## Task requirements
Transcribe the material exactly. Images do not belong in the copy.

════════

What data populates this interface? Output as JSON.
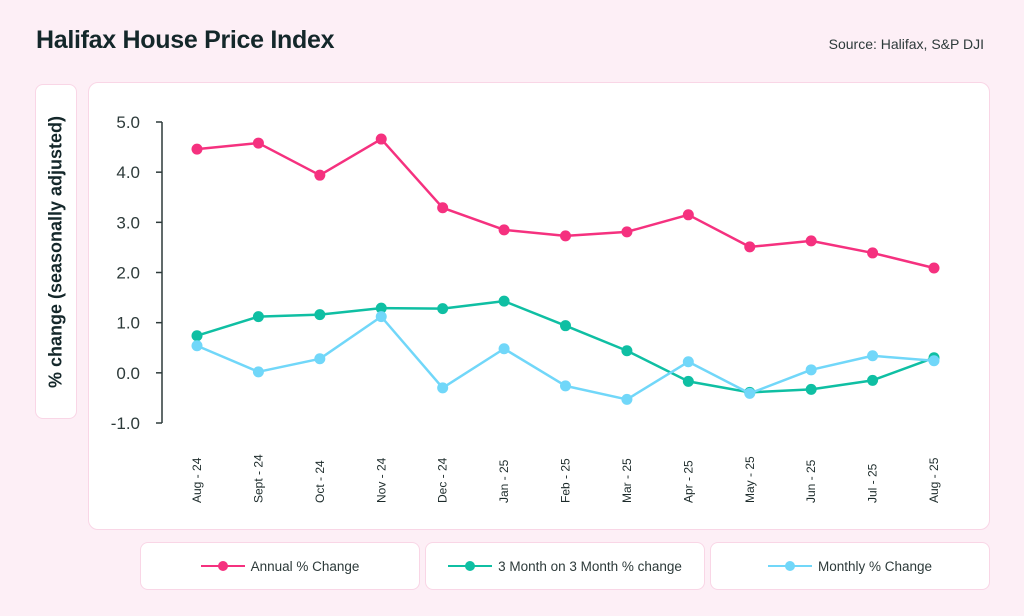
{
  "header": {
    "title": "Halifax House Price Index",
    "source": "Source: Halifax, S&P DJI"
  },
  "chart_data": {
    "type": "line",
    "title": "Halifax House Price Index",
    "xlabel": "",
    "ylabel": "% change (seasonally adjusted)",
    "ylim": [
      -1.0,
      5.0
    ],
    "yticks": [
      "5.0",
      "4.0",
      "3.0",
      "2.0",
      "1.0",
      "0.0",
      "-1.0"
    ],
    "ytick_values": [
      5,
      4,
      3,
      2,
      1,
      0,
      -1
    ],
    "grid": false,
    "legend_position": "bottom",
    "categories": [
      "Aug - 24",
      "Sept - 24",
      "Oct - 24",
      "Nov - 24",
      "Dec - 24",
      "Jan - 25",
      "Feb - 25",
      "Mar - 25",
      "Apr - 25",
      "May - 25",
      "Jun - 25",
      "Jul - 25",
      "Aug - 25"
    ],
    "series": [
      {
        "name": "Annual % Change",
        "color": "#f5317f",
        "values": [
          4.46,
          4.58,
          3.94,
          4.66,
          3.29,
          2.85,
          2.73,
          2.81,
          3.15,
          2.51,
          2.63,
          2.39,
          2.09
        ]
      },
      {
        "name": "3 Month on 3 Month % change",
        "color": "#0fbfa3",
        "values": [
          0.74,
          1.12,
          1.16,
          1.29,
          1.28,
          1.43,
          0.94,
          0.44,
          -0.17,
          -0.39,
          -0.33,
          -0.15,
          0.3
        ]
      },
      {
        "name": "Monthly % Change",
        "color": "#71d7f9",
        "values": [
          0.54,
          0.02,
          0.28,
          1.12,
          -0.3,
          0.48,
          -0.26,
          -0.53,
          0.22,
          -0.41,
          0.06,
          0.34,
          0.24
        ]
      }
    ]
  },
  "colors": {
    "background": "#fdeff6",
    "card_border": "#f9d6e6",
    "axis": "#2d3a3a"
  }
}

════════

## Answer
What data populates this interface? Output as JSON.
{
  "header": {
    "title": "Halifax House Price Index",
    "source": "Source: Halifax, S&P DJI"
  },
  "chart_data": {
    "type": "line",
    "title": "Halifax House Price Index",
    "xlabel": "",
    "ylabel": "% change (seasonally adjusted)",
    "ylim": [
      -1.0,
      5.0
    ],
    "yticks": [
      "5.0",
      "4.0",
      "3.0",
      "2.0",
      "1.0",
      "0.0",
      "-1.0"
    ],
    "ytick_values": [
      5,
      4,
      3,
      2,
      1,
      0,
      -1
    ],
    "grid": false,
    "legend_position": "bottom",
    "categories": [
      "Aug - 24",
      "Sept - 24",
      "Oct - 24",
      "Nov - 24",
      "Dec - 24",
      "Jan - 25",
      "Feb - 25",
      "Mar - 25",
      "Apr - 25",
      "May - 25",
      "Jun - 25",
      "Jul - 25",
      "Aug - 25"
    ],
    "series": [
      {
        "name": "Annual % Change",
        "color": "#f5317f",
        "values": [
          4.46,
          4.58,
          3.94,
          4.66,
          3.29,
          2.85,
          2.73,
          2.81,
          3.15,
          2.51,
          2.63,
          2.39,
          2.09
        ]
      },
      {
        "name": "3 Month on 3 Month % change",
        "color": "#0fbfa3",
        "values": [
          0.74,
          1.12,
          1.16,
          1.29,
          1.28,
          1.43,
          0.94,
          0.44,
          -0.17,
          -0.39,
          -0.33,
          -0.15,
          0.3
        ]
      },
      {
        "name": "Monthly % Change",
        "color": "#71d7f9",
        "values": [
          0.54,
          0.02,
          0.28,
          1.12,
          -0.3,
          0.48,
          -0.26,
          -0.53,
          0.22,
          -0.41,
          0.06,
          0.34,
          0.24
        ]
      }
    ]
  },
  "colors": {
    "background": "#fdeff6",
    "card_border": "#f9d6e6",
    "axis": "#2d3a3a"
  }
}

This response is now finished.